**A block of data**
══════════════════════════════

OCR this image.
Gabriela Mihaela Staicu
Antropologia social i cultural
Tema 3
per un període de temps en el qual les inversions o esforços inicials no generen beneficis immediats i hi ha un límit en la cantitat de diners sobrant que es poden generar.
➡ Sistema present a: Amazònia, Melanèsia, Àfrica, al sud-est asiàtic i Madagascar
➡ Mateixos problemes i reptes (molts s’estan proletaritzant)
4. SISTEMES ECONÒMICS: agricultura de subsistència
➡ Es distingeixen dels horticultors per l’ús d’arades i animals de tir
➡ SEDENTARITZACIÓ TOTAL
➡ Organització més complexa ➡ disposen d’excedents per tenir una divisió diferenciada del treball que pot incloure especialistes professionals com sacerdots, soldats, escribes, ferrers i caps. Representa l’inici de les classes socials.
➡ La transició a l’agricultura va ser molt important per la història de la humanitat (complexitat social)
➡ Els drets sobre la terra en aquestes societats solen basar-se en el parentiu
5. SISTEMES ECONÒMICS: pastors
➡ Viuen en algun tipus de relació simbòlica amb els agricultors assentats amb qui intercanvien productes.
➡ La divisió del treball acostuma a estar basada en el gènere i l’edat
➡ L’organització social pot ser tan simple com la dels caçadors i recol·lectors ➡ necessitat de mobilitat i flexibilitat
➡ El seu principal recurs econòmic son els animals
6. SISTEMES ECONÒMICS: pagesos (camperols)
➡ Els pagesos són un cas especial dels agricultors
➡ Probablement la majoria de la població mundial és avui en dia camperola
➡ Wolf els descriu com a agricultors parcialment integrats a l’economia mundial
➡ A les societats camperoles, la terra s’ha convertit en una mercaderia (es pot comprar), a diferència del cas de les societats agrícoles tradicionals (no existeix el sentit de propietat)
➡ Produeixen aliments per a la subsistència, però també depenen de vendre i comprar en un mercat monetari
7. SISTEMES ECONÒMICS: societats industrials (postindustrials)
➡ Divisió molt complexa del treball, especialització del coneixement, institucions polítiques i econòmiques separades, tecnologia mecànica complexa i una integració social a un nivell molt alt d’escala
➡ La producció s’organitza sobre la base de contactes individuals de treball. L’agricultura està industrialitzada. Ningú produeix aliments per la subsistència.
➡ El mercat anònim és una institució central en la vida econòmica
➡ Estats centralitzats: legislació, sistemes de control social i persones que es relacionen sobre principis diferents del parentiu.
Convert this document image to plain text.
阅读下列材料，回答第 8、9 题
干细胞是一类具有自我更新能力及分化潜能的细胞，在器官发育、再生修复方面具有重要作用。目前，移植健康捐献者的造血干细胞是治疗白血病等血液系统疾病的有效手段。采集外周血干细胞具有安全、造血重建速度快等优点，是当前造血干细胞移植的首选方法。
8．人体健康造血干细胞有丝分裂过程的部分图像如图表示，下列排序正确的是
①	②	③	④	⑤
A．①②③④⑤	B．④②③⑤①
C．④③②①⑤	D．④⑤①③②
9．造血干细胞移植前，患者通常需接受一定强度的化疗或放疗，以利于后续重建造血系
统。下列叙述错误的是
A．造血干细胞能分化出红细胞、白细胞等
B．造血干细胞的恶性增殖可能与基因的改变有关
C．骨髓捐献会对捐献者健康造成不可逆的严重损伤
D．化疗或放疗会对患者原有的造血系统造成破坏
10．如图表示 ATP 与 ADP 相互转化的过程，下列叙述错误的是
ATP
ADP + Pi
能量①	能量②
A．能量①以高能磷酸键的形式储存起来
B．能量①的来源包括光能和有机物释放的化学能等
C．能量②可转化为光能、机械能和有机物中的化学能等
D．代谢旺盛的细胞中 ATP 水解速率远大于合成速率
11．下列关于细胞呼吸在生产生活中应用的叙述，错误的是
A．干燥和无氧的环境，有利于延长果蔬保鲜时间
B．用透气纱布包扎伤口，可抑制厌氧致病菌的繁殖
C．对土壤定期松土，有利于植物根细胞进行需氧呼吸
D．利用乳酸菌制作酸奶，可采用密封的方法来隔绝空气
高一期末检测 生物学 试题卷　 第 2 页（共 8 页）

══════════════════════════════

**SHORT EXERCISE**
Repeat all of the records above exactly as they appear.

**RESULT OF THIS EXERCISE**
OCR this image.
Gabriela Mihaela Staicu
Antropologia social i cultural
Tema 3
per un període de temps en el qual les inversions o esforços inicials no generen beneficis immediats i hi ha un límit en la cantitat de diners sobrant que es poden generar.
➡ Sistema present a: Amazònia, Melanèsia, Àfrica, al sud-est asiàtic i Madagascar
➡ Mateixos problemes i reptes (molts s’estan proletaritzant)
4. SISTEMES ECONÒMICS: agricultura de subsistència
➡ Es distingeixen dels horticultors per l’ús d’arades i animals de tir
➡ SEDENTARITZACIÓ TOTAL
➡ Organització més complexa ➡ disposen d’excedents per tenir una divisió diferenciada del treball que pot incloure especialistes professionals com sacerdots, soldats, escribes, ferrers i caps. Representa l’inici de les classes socials.
➡ La transició a l’agricultura va ser molt important per la història de la humanitat (complexitat social)
➡ Els drets sobre la terra en aquestes societats solen basar-se en el parentiu
5. SISTEMES ECONÒMICS: pastors
➡ Viuen en algun tipus de relació simbòlica amb els agricultors assentats amb qui intercanvien productes.
➡ La divisió del treball acostuma a estar basada en el gènere i l’edat
➡ L’organització social pot ser tan simple com la dels caçadors i recol·lectors ➡ necessitat de mobilitat i flexibilitat
➡ El seu principal recurs econòmic son els animals
6. SISTEMES ECONÒMICS: pagesos (camperols)
➡ Els pagesos són un cas especial dels agricultors
➡ Probablement la majoria de la població mundial és avui en dia camperola
➡ Wolf els descriu com a agricultors parcialment integrats a l’economia mundial
➡ A les societats camperoles, la terra s’ha convertit en una mercaderia (es pot comprar), a diferència del cas de les societats agrícoles tradicionals (no existeix el sentit de propietat)
➡ Produeixen aliments per a la subsistència, però també depenen de vendre i comprar en un mercat monetari
7. SISTEMES ECONÒMICS: societats industrials (postindustrials)
➡ Divisió molt complexa del treball, especialització del coneixement, institucions polítiques i econòmiques separades, tecnologia mecànica complexa i una integració social a un nivell molt alt d’escala
➡ La producció s’organitza sobre la base de contactes individuals de treball. L’agricultura està industrialitzada. Ningú produeix aliments per la subsistència.
➡ El mercat anònim és una institució central en la vida econòmica
➡ Estats centralitzats: legislació, sistemes de control social i persones que es relacionen sobre principis diferents del parentiu.
Convert this document image to plain text.
阅读下列材料，回答第 8、9 题
干细胞是一类具有自我更新能力及分化潜能的细胞，在器官发育、再生修复方面具有重要作用。目前，移植健康捐献者的造血干细胞是治疗白血病等血液系统疾病的有效手段。采集外周血干细胞具有安全、造血重建速度快等优点，是当前造血干细胞移植的首选方法。
8．人体健康造血干细胞有丝分裂过程的部分图像如图表示，下列排序正确的是
①	②	③	④	⑤
A．①②③④⑤	B．④②③⑤①
C．④③②①⑤	D．④⑤①③②
9．造血干细胞移植前，患者通常需接受一定强度的化疗或放疗，以利于后续重建造血系
统。下列叙述错误的是
A．造血干细胞能分化出红细胞、白细胞等
B．造血干细胞的恶性增殖可能与基因的改变有关
C．骨髓捐献会对捐献者健康造成不可逆的严重损伤
D．化疗或放疗会对患者原有的造血系统造成破坏
10．如图表示 ATP 与 ADP 相互转化的过程，下列叙述错误的是
ATP
ADP + Pi
能量①	能量②
A．能量①以高能磷酸键的形式储存起来
B．能量①的来源包括光能和有机物释放的化学能等
C．能量②可转化为光能、机械能和有机物中的化学能等
D．代谢旺盛的细胞中 ATP 水解速率远大于合成速率
11．下列关于细胞呼吸在生产生活中应用的叙述，错误的是
A．干燥和无氧的环境，有利于延长果蔬保鲜时间
B．用透气纱布包扎伤口，可抑制厌氧致病菌的繁殖
C．对土壤定期松土，有利于植物根细胞进行需氧呼吸
D．利用乳酸菌制作酸奶，可采用密封的方法来隔绝空气
高一期末检测 生物学 试题卷　 第 2 页（共 8 页）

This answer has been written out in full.